━━━ DATASET RECORDS ━━━

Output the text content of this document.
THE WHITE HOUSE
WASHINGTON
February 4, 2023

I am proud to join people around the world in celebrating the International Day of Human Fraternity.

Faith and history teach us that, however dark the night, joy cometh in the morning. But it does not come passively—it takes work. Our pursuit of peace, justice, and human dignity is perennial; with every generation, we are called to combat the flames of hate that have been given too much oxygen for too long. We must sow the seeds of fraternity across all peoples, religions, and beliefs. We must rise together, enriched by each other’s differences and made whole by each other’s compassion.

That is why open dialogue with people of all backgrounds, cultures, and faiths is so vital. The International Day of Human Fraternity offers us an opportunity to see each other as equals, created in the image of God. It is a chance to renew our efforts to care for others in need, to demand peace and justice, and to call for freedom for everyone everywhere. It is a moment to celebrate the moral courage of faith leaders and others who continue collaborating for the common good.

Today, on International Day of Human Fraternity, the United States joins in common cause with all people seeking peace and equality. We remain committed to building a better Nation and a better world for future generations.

━━━

» WHAT TO WORK ON
Please repeat the listing exactly, with nothing left out.

» TASK OUTPUT
Output the text content of this document.
THE WHITE HOUSE
WASHINGTON
February 4, 2023

I am proud to join people around the world in celebrating the International Day of Human Fraternity.

Faith and history teach us that, however dark the night, joy cometh in the morning. But it does not come passively—it takes work. Our pursuit of peace, justice, and human dignity is perennial; with every generation, we are called to combat the flames of hate that have been given too much oxygen for too long. We must sow the seeds of fraternity across all peoples, religions, and beliefs. We must rise together, enriched by each other’s differences and made whole by each other’s compassion.

That is why open dialogue with people of all backgrounds, cultures, and faiths is so vital. The International Day of Human Fraternity offers us an opportunity to see each other as equals, created in the image of God. It is a chance to renew our efforts to care for others in need, to demand peace and justice, and to call for freedom for everyone everywhere. It is a moment to celebrate the moral courage of faith leaders and others who continue collaborating for the common good.

Today, on International Day of Human Fraternity, the United States joins in common cause with all people seeking peace and equality. We remain committed to building a better Nation and a better world for future generations.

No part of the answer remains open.